Rows from a figure dataset
::::::

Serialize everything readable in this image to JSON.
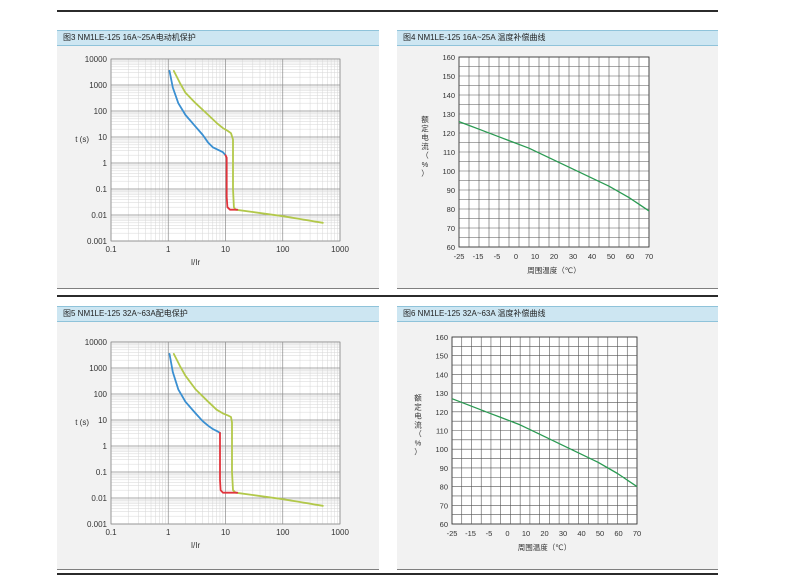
{
  "colors": {
    "blue": "#3a8fd1",
    "yellow_green": "#b2c84a",
    "red": "#e0343c",
    "green": "#2a9a52",
    "header_bg": "#cde6f2",
    "panel_bg": "#f2f2f2"
  },
  "chart_data": [
    {
      "id": "fig3",
      "type": "line",
      "scale": "log-log",
      "title": "图3 NM1LE-125 16A~25A电动机保护",
      "xlabel": "I/Ir",
      "ylabel": "t  (s)",
      "xlim": [
        0.1,
        1000
      ],
      "ylim": [
        0.001,
        10000
      ],
      "x_ticks": [
        "0.1",
        "1",
        "10",
        "100",
        "1000"
      ],
      "y_ticks": [
        "0.001",
        "0.01",
        "0.1",
        "1",
        "10",
        "100",
        "1000",
        "10000"
      ],
      "series": [
        {
          "name": "lower-limit",
          "color": "blue",
          "points": [
            [
              1.05,
              3500
            ],
            [
              1.2,
              800
            ],
            [
              1.5,
              200
            ],
            [
              2,
              70
            ],
            [
              3,
              25
            ],
            [
              4,
              12
            ],
            [
              5,
              6
            ],
            [
              6,
              4
            ],
            [
              7.5,
              3.2
            ],
            [
              9,
              2.6
            ],
            [
              10,
              2
            ]
          ]
        },
        {
          "name": "upper-limit",
          "color": "yellow_green",
          "points": [
            [
              1.25,
              3500
            ],
            [
              1.6,
              1200
            ],
            [
              2,
              500
            ],
            [
              3,
              200
            ],
            [
              5,
              70
            ],
            [
              7,
              35
            ],
            [
              9,
              22
            ],
            [
              11,
              17
            ],
            [
              12.5,
              14
            ],
            [
              13.5,
              8
            ],
            [
              13.5,
              0.1
            ],
            [
              14,
              0.02
            ],
            [
              15,
              0.016
            ],
            [
              30,
              0.013
            ],
            [
              100,
              0.009
            ],
            [
              200,
              0.007
            ],
            [
              500,
              0.005
            ]
          ]
        },
        {
          "name": "instantaneous",
          "color": "red",
          "points": [
            [
              10,
              2
            ],
            [
              10.5,
              1.6
            ],
            [
              10.5,
              0.05
            ],
            [
              10.8,
              0.02
            ],
            [
              12,
              0.016
            ],
            [
              14,
              0.016
            ],
            [
              16,
              0.016
            ]
          ]
        }
      ]
    },
    {
      "id": "fig4",
      "type": "line",
      "title": "图4 NM1LE-125 16A~25A 温度补偿曲线",
      "xlabel": "周围温度（℃）",
      "ylabel_chars": [
        "额",
        "定",
        "电",
        "流",
        "（",
        "%",
        "）"
      ],
      "xlim": [
        -25,
        70
      ],
      "ylim": [
        60,
        160
      ],
      "x_ticks": [
        "-25",
        "-15",
        "-5",
        "0",
        "10",
        "20",
        "30",
        "40",
        "50",
        "60",
        "70"
      ],
      "y_ticks": [
        "60",
        "70",
        "80",
        "90",
        "100",
        "110",
        "120",
        "130",
        "140",
        "150",
        "160"
      ],
      "series": [
        {
          "name": "rated-current",
          "color": "green",
          "points": [
            [
              -25,
              126
            ],
            [
              -15,
              122
            ],
            [
              -5,
              118
            ],
            [
              0,
              116
            ],
            [
              10,
              112
            ],
            [
              20,
              107
            ],
            [
              30,
              102
            ],
            [
              40,
              97
            ],
            [
              50,
              92
            ],
            [
              60,
              86
            ],
            [
              70,
              79
            ]
          ]
        }
      ]
    },
    {
      "id": "fig5",
      "type": "line",
      "scale": "log-log",
      "title": "图5 NM1LE-125 32A~63A配电保护",
      "xlabel": "I/Ir",
      "ylabel": "t  (s)",
      "xlim": [
        0.1,
        1000
      ],
      "ylim": [
        0.001,
        10000
      ],
      "x_ticks": [
        "0.1",
        "1",
        "10",
        "100",
        "1000"
      ],
      "y_ticks": [
        "0.001",
        "0.01",
        "0.1",
        "1",
        "10",
        "100",
        "1000",
        "10000"
      ],
      "series": [
        {
          "name": "lower-limit",
          "color": "blue",
          "points": [
            [
              1.05,
              3500
            ],
            [
              1.2,
              700
            ],
            [
              1.5,
              150
            ],
            [
              2,
              50
            ],
            [
              3,
              18
            ],
            [
              4,
              9
            ],
            [
              5,
              6
            ],
            [
              6,
              4.5
            ],
            [
              7,
              3.8
            ],
            [
              8,
              3.2
            ]
          ]
        },
        {
          "name": "upper-limit",
          "color": "yellow_green",
          "points": [
            [
              1.25,
              3500
            ],
            [
              1.6,
              1200
            ],
            [
              2,
              500
            ],
            [
              3,
              150
            ],
            [
              5,
              50
            ],
            [
              7,
              25
            ],
            [
              9,
              18
            ],
            [
              11,
              15
            ],
            [
              12.5,
              13
            ],
            [
              13,
              8
            ],
            [
              13,
              0.1
            ],
            [
              13.5,
              0.02
            ],
            [
              15,
              0.016
            ],
            [
              30,
              0.013
            ],
            [
              100,
              0.009
            ],
            [
              200,
              0.007
            ],
            [
              500,
              0.005
            ]
          ]
        },
        {
          "name": "instantaneous",
          "color": "red",
          "points": [
            [
              8,
              3.2
            ],
            [
              8,
              0.05
            ],
            [
              8.2,
              0.02
            ],
            [
              9,
              0.016
            ],
            [
              12,
              0.016
            ],
            [
              16,
              0.016
            ]
          ]
        }
      ]
    },
    {
      "id": "fig6",
      "type": "line",
      "title": "图6 NM1LE-125 32A~63A 温度补偿曲线",
      "xlabel": "周围温度（℃）",
      "ylabel_chars": [
        "额",
        "定",
        "电",
        "流",
        "（",
        "%",
        "）"
      ],
      "xlim": [
        -25,
        70
      ],
      "ylim": [
        60,
        160
      ],
      "x_ticks": [
        "-25",
        "-15",
        "-5",
        "0",
        "10",
        "20",
        "30",
        "40",
        "50",
        "60",
        "70"
      ],
      "y_ticks": [
        "60",
        "70",
        "80",
        "90",
        "100",
        "110",
        "120",
        "130",
        "140",
        "150",
        "160"
      ],
      "series": [
        {
          "name": "rated-current",
          "color": "green",
          "points": [
            [
              -25,
              127
            ],
            [
              -15,
              123
            ],
            [
              -5,
              119
            ],
            [
              0,
              117
            ],
            [
              10,
              113
            ],
            [
              20,
              108
            ],
            [
              30,
              103
            ],
            [
              40,
              98
            ],
            [
              50,
              93
            ],
            [
              60,
              87
            ],
            [
              70,
              80
            ]
          ]
        }
      ]
    }
  ]
}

::::::

- _Goal_: Repeat the records above exactly, omitting every picture.

- _Exercise solution_:
Serialize everything readable in this image to JSON.
{
  "colors": {
    "blue": "#3a8fd1",
    "yellow_green": "#b2c84a",
    "red": "#e0343c",
    "green": "#2a9a52",
    "header_bg": "#cde6f2",
    "panel_bg": "#f2f2f2"
  },
  "chart_data": [
    {
      "id": "fig3",
      "type": "line",
      "scale": "log-log",
      "title": "图3 NM1LE-125 16A~25A电动机保护",
      "xlabel": "I/Ir",
      "ylabel": "t  (s)",
      "xlim": [
        0.1,
        1000
      ],
      "ylim": [
        0.001,
        10000
      ],
      "x_ticks": [
        "0.1",
        "1",
        "10",
        "100",
        "1000"
      ],
      "y_ticks": [
        "0.001",
        "0.01",
        "0.1",
        "1",
        "10",
        "100",
        "1000",
        "10000"
      ],
      "series": [
        {
          "name": "lower-limit",
          "color": "blue",
          "points": [
            [
              1.05,
              3500
            ],
            [
              1.2,
              800
            ],
            [
              1.5,
              200
            ],
            [
              2,
              70
            ],
            [
              3,
              25
            ],
            [
              4,
              12
            ],
            [
              5,
              6
            ],
            [
              6,
              4
            ],
            [
              7.5,
              3.2
            ],
            [
              9,
              2.6
            ],
            [
              10,
              2
            ]
          ]
        },
        {
          "name": "upper-limit",
          "color": "yellow_green",
          "points": [
            [
              1.25,
              3500
            ],
            [
              1.6,
              1200
            ],
            [
              2,
              500
            ],
            [
              3,
              200
            ],
            [
              5,
              70
            ],
            [
              7,
              35
            ],
            [
              9,
              22
            ],
            [
              11,
              17
            ],
            [
              12.5,
              14
            ],
            [
              13.5,
              8
            ],
            [
              13.5,
              0.1
            ],
            [
              14,
              0.02
            ],
            [
              15,
              0.016
            ],
            [
              30,
              0.013
            ],
            [
              100,
              0.009
            ],
            [
              200,
              0.007
            ],
            [
              500,
              0.005
            ]
          ]
        },
        {
          "name": "instantaneous",
          "color": "red",
          "points": [
            [
              10,
              2
            ],
            [
              10.5,
              1.6
            ],
            [
              10.5,
              0.05
            ],
            [
              10.8,
              0.02
            ],
            [
              12,
              0.016
            ],
            [
              14,
              0.016
            ],
            [
              16,
              0.016
            ]
          ]
        }
      ]
    },
    {
      "id": "fig4",
      "type": "line",
      "title": "图4 NM1LE-125 16A~25A 温度补偿曲线",
      "xlabel": "周围温度（℃）",
      "ylabel_chars": [
        "额",
        "定",
        "电",
        "流",
        "（",
        "%",
        "）"
      ],
      "xlim": [
        -25,
        70
      ],
      "ylim": [
        60,
        160
      ],
      "x_ticks": [
        "-25",
        "-15",
        "-5",
        "0",
        "10",
        "20",
        "30",
        "40",
        "50",
        "60",
        "70"
      ],
      "y_ticks": [
        "60",
        "70",
        "80",
        "90",
        "100",
        "110",
        "120",
        "130",
        "140",
        "150",
        "160"
      ],
      "series": [
        {
          "name": "rated-current",
          "color": "green",
          "points": [
            [
              -25,
              126
            ],
            [
              -15,
              122
            ],
            [
              -5,
              118
            ],
            [
              0,
              116
            ],
            [
              10,
              112
            ],
            [
              20,
              107
            ],
            [
              30,
              102
            ],
            [
              40,
              97
            ],
            [
              50,
              92
            ],
            [
              60,
              86
            ],
            [
              70,
              79
            ]
          ]
        }
      ]
    },
    {
      "id": "fig5",
      "type": "line",
      "scale": "log-log",
      "title": "图5 NM1LE-125 32A~63A配电保护",
      "xlabel": "I/Ir",
      "ylabel": "t  (s)",
      "xlim": [
        0.1,
        1000
      ],
      "ylim": [
        0.001,
        10000
      ],
      "x_ticks": [
        "0.1",
        "1",
        "10",
        "100",
        "1000"
      ],
      "y_ticks": [
        "0.001",
        "0.01",
        "0.1",
        "1",
        "10",
        "100",
        "1000",
        "10000"
      ],
      "series": [
        {
          "name": "lower-limit",
          "color": "blue",
          "points": [
            [
              1.05,
              3500
            ],
            [
              1.2,
              700
            ],
            [
              1.5,
              150
            ],
            [
              2,
              50
            ],
            [
              3,
              18
            ],
            [
              4,
              9
            ],
            [
              5,
              6
            ],
            [
              6,
              4.5
            ],
            [
              7,
              3.8
            ],
            [
              8,
              3.2
            ]
          ]
        },
        {
          "name": "upper-limit",
          "color": "yellow_green",
          "points": [
            [
              1.25,
              3500
            ],
            [
              1.6,
              1200
            ],
            [
              2,
              500
            ],
            [
              3,
              150
            ],
            [
              5,
              50
            ],
            [
              7,
              25
            ],
            [
              9,
              18
            ],
            [
              11,
              15
            ],
            [
              12.5,
              13
            ],
            [
              13,
              8
            ],
            [
              13,
              0.1
            ],
            [
              13.5,
              0.02
            ],
            [
              15,
              0.016
            ],
            [
              30,
              0.013
            ],
            [
              100,
              0.009
            ],
            [
              200,
              0.007
            ],
            [
              500,
              0.005
            ]
          ]
        },
        {
          "name": "instantaneous",
          "color": "red",
          "points": [
            [
              8,
              3.2
            ],
            [
              8,
              0.05
            ],
            [
              8.2,
              0.02
            ],
            [
              9,
              0.016
            ],
            [
              12,
              0.016
            ],
            [
              16,
              0.016
            ]
          ]
        }
      ]
    },
    {
      "id": "fig6",
      "type": "line",
      "title": "图6 NM1LE-125 32A~63A 温度补偿曲线",
      "xlabel": "周围温度（℃）",
      "ylabel_chars": [
        "额",
        "定",
        "电",
        "流",
        "（",
        "%",
        "）"
      ],
      "xlim": [
        -25,
        70
      ],
      "ylim": [
        60,
        160
      ],
      "x_ticks": [
        "-25",
        "-15",
        "-5",
        "0",
        "10",
        "20",
        "30",
        "40",
        "50",
        "60",
        "70"
      ],
      "y_ticks": [
        "60",
        "70",
        "80",
        "90",
        "100",
        "110",
        "120",
        "130",
        "140",
        "150",
        "160"
      ],
      "series": [
        {
          "name": "rated-current",
          "color": "green",
          "points": [
            [
              -25,
              127
            ],
            [
              -15,
              123
            ],
            [
              -5,
              119
            ],
            [
              0,
              117
            ],
            [
              10,
              113
            ],
            [
              20,
              108
            ],
            [
              30,
              103
            ],
            [
              40,
              98
            ],
            [
              50,
              93
            ],
            [
              60,
              87
            ],
            [
              70,
              80
            ]
          ]
        }
      ]
    }
  ]
}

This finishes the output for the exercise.